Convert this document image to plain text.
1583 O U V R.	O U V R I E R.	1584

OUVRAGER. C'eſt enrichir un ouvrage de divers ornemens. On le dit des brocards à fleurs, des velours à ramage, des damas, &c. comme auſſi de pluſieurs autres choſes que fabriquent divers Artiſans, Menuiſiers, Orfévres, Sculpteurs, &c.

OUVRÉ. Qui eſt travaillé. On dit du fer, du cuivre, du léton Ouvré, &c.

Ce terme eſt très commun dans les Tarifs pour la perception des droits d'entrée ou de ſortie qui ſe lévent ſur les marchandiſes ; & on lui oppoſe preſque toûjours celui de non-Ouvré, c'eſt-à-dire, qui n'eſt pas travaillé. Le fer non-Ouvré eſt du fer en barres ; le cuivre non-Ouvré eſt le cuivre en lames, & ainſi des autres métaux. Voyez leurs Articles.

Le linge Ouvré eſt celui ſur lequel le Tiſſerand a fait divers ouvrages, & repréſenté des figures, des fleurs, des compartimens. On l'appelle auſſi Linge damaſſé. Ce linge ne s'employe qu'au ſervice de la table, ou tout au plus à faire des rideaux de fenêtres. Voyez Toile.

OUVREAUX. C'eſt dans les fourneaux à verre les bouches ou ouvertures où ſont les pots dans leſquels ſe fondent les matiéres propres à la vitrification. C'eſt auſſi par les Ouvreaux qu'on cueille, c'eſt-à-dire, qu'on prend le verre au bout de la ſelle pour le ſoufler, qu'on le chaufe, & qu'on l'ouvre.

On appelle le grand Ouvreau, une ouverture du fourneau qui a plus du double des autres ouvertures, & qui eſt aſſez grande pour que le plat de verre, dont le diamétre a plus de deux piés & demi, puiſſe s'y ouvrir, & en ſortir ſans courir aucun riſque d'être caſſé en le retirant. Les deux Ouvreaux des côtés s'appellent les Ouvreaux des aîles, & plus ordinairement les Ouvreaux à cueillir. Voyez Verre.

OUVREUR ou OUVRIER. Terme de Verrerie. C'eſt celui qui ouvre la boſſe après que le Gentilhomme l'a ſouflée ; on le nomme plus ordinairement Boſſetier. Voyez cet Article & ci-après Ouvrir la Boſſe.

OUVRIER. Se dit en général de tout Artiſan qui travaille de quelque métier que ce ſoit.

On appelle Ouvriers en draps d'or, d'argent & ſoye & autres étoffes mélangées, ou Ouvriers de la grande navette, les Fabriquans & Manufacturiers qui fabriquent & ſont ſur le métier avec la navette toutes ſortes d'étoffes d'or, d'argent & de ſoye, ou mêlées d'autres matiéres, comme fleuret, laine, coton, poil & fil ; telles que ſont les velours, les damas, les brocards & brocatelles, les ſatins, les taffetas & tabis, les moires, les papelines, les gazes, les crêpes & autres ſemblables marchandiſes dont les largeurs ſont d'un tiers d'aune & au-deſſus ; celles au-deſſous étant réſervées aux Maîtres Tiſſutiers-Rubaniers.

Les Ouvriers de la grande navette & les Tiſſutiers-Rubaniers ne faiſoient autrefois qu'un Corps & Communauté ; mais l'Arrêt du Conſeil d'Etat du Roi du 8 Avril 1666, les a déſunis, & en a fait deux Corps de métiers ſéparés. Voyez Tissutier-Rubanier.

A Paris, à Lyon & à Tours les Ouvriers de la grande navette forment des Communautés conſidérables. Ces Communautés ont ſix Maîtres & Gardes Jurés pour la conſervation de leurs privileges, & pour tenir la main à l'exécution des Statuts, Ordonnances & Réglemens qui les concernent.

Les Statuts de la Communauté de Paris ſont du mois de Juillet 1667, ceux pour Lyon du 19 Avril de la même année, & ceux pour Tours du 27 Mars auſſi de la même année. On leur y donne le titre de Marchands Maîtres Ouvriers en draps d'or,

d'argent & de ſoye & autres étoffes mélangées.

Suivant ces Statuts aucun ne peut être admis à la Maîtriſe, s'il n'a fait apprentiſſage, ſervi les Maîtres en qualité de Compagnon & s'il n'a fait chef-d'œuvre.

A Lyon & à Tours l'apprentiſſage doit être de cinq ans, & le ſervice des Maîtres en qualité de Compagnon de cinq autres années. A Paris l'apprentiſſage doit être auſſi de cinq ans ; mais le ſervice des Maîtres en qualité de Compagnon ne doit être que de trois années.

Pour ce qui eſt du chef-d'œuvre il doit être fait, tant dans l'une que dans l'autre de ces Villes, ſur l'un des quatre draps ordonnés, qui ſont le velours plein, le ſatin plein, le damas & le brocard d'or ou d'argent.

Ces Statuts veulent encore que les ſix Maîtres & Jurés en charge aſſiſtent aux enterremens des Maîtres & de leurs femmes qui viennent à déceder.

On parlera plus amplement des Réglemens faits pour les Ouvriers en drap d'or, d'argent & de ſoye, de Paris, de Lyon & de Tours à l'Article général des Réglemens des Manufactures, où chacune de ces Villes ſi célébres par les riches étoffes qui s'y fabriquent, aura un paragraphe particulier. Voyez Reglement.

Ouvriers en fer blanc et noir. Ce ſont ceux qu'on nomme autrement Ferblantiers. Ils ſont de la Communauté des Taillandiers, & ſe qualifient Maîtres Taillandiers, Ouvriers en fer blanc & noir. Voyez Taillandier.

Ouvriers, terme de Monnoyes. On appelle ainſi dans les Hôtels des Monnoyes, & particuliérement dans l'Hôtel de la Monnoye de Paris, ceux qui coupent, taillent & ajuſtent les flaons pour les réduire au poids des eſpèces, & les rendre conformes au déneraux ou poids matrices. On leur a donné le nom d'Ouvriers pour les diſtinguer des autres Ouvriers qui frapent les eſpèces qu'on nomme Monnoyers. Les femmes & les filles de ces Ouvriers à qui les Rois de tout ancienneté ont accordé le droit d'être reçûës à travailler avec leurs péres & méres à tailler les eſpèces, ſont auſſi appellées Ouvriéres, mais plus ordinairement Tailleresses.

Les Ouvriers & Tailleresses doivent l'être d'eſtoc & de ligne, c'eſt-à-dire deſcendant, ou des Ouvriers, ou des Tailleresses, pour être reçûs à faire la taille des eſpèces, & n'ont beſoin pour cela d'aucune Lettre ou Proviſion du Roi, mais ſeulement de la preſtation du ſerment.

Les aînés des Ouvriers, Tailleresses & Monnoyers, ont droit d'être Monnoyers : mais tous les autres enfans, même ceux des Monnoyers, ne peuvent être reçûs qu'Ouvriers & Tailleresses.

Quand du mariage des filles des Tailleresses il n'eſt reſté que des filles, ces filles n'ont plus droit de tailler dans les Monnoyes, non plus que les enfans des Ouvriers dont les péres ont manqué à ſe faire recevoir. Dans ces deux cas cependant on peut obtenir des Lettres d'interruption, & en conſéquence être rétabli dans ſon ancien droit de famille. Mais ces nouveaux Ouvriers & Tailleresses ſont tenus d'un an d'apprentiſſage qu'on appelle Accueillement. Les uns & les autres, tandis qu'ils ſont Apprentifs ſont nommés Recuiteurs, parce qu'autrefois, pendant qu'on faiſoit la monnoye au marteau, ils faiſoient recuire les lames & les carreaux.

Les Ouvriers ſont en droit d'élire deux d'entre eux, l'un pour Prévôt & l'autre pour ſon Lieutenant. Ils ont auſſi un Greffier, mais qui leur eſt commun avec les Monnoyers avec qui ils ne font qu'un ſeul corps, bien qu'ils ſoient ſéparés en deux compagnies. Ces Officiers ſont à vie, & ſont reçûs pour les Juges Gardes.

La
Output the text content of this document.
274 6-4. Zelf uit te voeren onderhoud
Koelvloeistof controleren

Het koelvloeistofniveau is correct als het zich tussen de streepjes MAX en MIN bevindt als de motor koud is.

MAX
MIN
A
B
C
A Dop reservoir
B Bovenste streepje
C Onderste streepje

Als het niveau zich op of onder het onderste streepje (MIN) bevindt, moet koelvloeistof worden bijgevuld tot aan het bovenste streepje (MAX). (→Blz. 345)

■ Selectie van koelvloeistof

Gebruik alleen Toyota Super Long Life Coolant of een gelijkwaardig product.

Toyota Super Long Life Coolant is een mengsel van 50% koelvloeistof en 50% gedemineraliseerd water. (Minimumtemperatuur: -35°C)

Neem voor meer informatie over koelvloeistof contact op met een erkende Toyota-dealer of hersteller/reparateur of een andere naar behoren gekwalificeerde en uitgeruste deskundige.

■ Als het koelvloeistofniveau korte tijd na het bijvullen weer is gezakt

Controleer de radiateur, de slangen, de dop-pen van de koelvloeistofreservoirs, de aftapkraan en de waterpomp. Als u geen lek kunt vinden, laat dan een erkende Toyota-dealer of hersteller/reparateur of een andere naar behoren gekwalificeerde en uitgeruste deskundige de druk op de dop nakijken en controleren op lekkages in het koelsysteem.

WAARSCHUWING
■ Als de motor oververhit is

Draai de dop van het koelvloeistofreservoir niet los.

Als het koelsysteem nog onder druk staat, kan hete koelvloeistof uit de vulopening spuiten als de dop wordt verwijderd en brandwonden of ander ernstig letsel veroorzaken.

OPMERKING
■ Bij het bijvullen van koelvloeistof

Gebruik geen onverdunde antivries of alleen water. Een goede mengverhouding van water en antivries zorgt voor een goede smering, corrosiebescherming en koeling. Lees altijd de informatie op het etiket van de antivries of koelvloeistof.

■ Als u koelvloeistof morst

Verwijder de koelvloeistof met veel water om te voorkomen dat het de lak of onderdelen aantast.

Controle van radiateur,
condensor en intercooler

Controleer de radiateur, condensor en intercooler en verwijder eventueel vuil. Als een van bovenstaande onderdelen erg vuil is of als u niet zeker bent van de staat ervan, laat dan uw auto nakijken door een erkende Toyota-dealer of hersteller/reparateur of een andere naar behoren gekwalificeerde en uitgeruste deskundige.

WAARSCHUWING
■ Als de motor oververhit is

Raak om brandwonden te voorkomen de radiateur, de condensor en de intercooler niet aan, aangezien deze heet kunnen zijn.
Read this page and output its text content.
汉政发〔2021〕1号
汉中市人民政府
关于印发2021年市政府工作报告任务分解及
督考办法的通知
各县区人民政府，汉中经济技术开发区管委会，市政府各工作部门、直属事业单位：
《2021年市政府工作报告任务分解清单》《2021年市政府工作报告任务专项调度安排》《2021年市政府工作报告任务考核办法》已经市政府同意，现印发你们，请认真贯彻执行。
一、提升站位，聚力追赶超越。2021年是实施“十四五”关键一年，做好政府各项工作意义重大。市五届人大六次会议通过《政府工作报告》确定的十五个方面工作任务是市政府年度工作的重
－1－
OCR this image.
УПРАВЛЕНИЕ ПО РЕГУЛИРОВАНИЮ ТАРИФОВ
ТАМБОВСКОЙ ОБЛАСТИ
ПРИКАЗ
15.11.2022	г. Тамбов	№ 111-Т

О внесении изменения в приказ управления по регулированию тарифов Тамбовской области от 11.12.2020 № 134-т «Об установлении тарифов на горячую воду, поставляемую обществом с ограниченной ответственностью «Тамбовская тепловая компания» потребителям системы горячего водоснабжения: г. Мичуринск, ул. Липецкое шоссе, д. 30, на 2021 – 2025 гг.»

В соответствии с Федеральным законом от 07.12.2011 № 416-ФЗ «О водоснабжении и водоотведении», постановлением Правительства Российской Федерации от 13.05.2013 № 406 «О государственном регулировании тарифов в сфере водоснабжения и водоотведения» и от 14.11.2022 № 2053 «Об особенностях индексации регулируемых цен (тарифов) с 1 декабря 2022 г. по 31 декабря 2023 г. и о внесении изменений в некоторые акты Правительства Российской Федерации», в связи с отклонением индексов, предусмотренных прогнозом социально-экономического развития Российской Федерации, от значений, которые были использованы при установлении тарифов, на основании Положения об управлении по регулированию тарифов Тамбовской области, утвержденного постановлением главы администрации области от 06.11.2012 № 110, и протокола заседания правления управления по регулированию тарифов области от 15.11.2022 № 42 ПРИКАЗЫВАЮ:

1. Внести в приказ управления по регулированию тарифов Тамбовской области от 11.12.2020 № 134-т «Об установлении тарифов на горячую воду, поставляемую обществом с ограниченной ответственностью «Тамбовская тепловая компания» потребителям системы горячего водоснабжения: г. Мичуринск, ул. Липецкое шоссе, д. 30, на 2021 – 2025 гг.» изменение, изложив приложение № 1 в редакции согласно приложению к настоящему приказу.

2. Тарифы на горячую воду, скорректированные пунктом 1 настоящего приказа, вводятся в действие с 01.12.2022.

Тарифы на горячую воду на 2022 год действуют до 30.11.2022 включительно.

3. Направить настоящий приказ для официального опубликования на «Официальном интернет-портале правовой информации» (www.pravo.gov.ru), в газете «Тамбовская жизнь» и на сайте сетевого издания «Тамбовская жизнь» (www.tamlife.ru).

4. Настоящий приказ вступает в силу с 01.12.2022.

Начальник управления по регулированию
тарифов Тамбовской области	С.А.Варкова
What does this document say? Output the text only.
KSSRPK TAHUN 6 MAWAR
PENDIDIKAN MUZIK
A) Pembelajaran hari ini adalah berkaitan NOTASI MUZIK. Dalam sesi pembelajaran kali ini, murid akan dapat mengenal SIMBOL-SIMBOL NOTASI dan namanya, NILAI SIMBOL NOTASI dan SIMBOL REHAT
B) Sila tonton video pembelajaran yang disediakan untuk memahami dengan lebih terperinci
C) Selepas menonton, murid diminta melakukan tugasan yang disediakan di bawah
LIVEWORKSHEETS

Directions: Whenever "geen" turns up in a line, pick that line out.

Result of the task:
Controleer de radiateur, de slangen, de dop-pen van de koelvloeistofreservoirs, de aftapkraan en de waterpomp. Als u geen lek kunt vinden, laat dan een erkende Toyota-dealer of hersteller/reparateur of een andere naar behoren gekwalificeerde en uitgeruste deskundige de druk op de dop nakijken en controleren op lekkages in het koelsysteem.
Gebruik geen onverdunde antivries of alleen water. Een goede mengverhouding van water en antivries zorgt voor een goede smering, corrosiebescherming en koeling. Lees altijd de informatie op het etiket van de antivries of koelvloeistof.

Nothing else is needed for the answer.